## TASK DESCRIPTION
State how many rows of the entries below contain the string "line", with case counting, and give only the number.

## MATERIAL SUPPLIED

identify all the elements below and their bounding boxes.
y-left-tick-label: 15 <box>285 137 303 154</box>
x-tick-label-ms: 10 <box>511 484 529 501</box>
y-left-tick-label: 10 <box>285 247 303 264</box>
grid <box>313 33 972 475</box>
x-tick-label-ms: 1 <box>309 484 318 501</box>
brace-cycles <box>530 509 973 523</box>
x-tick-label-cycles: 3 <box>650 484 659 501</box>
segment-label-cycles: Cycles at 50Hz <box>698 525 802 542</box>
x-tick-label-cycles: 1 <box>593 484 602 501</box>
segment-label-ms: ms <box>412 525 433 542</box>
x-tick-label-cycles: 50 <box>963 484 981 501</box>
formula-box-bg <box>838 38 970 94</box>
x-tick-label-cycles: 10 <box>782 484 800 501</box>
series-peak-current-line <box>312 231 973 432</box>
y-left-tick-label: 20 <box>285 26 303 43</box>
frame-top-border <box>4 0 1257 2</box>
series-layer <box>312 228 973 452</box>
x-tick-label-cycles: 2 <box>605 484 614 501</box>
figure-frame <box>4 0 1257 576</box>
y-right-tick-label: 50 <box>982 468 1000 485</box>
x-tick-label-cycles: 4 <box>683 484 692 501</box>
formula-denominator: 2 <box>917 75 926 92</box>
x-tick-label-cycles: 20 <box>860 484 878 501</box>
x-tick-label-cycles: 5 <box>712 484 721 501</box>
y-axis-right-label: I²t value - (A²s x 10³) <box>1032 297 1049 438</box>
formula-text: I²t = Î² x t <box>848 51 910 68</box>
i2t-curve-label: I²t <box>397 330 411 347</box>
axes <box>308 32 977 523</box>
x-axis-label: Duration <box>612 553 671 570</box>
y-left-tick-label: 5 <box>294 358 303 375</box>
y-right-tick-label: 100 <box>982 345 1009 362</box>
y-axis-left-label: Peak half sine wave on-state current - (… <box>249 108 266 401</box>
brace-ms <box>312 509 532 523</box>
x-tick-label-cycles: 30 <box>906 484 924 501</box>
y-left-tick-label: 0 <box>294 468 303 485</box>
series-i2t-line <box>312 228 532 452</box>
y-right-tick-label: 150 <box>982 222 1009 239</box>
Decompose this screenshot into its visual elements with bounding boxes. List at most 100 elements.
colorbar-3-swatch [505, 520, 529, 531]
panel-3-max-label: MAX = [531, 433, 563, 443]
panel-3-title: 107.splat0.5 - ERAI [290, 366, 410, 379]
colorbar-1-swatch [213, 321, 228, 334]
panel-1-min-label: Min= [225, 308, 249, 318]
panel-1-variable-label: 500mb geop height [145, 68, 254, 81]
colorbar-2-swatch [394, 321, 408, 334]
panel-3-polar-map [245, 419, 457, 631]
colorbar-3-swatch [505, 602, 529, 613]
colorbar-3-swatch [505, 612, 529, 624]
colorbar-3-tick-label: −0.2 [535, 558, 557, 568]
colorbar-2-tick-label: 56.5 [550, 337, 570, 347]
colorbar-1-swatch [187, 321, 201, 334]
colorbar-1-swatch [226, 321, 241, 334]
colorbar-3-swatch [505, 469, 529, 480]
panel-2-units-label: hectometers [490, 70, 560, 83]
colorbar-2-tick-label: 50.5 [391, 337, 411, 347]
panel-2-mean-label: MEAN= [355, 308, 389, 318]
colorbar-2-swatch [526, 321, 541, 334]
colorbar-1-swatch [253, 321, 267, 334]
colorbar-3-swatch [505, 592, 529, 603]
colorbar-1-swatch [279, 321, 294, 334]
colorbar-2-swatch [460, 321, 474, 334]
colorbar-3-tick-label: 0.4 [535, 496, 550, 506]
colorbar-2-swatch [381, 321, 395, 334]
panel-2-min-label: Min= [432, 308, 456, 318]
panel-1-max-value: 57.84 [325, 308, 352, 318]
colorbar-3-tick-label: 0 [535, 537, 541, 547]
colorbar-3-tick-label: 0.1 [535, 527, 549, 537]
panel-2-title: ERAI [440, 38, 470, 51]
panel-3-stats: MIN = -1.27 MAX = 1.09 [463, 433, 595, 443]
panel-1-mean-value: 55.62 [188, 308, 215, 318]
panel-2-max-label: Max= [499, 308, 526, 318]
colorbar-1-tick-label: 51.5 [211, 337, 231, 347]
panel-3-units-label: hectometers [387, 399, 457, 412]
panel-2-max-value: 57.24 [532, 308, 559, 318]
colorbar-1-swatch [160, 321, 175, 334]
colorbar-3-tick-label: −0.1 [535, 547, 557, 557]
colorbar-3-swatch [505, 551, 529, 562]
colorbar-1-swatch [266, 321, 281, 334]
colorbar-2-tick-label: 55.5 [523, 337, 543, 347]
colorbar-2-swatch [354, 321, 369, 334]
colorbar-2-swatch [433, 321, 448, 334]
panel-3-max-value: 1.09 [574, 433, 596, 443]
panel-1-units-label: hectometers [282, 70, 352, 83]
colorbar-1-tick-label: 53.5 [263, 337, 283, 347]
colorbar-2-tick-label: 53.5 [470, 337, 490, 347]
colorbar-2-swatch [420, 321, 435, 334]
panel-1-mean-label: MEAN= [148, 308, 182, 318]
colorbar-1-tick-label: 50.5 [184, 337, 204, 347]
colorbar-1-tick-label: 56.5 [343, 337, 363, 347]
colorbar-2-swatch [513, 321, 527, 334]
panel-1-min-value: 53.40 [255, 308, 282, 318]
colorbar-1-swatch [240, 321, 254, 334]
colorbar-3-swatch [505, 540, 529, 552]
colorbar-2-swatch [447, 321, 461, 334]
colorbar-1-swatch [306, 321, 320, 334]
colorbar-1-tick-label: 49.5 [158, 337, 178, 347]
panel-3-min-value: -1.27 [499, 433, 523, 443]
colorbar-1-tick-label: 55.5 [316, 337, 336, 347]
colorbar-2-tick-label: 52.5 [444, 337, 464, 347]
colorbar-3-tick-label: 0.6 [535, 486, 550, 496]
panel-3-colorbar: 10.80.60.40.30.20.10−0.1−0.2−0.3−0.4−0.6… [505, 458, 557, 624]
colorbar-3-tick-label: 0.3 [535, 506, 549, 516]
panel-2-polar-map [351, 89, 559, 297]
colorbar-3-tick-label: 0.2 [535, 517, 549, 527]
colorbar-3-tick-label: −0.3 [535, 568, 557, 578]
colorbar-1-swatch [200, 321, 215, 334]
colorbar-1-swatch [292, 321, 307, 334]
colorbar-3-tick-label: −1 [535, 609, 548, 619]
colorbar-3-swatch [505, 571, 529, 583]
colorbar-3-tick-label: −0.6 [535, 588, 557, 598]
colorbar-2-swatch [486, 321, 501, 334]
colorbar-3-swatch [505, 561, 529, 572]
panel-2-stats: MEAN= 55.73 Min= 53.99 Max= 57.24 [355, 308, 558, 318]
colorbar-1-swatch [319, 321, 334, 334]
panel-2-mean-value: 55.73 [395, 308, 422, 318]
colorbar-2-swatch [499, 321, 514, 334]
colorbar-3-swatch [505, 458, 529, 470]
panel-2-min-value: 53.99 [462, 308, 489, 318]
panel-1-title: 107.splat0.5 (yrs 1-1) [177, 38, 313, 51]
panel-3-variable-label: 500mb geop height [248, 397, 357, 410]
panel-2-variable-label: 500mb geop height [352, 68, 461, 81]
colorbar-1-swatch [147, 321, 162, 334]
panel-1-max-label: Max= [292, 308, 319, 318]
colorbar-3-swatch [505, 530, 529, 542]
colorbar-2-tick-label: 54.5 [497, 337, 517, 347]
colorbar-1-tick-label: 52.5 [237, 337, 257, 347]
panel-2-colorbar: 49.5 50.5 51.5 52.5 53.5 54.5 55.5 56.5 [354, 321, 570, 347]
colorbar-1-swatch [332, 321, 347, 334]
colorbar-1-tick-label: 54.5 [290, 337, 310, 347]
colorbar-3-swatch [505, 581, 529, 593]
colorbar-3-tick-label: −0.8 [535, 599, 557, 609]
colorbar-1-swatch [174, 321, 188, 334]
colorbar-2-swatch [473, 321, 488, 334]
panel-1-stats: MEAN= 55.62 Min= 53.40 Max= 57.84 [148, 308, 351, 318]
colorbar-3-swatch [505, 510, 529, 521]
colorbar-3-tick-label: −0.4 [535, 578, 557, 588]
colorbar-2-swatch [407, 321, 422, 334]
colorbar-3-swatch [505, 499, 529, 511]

## ANSWER BELOW
2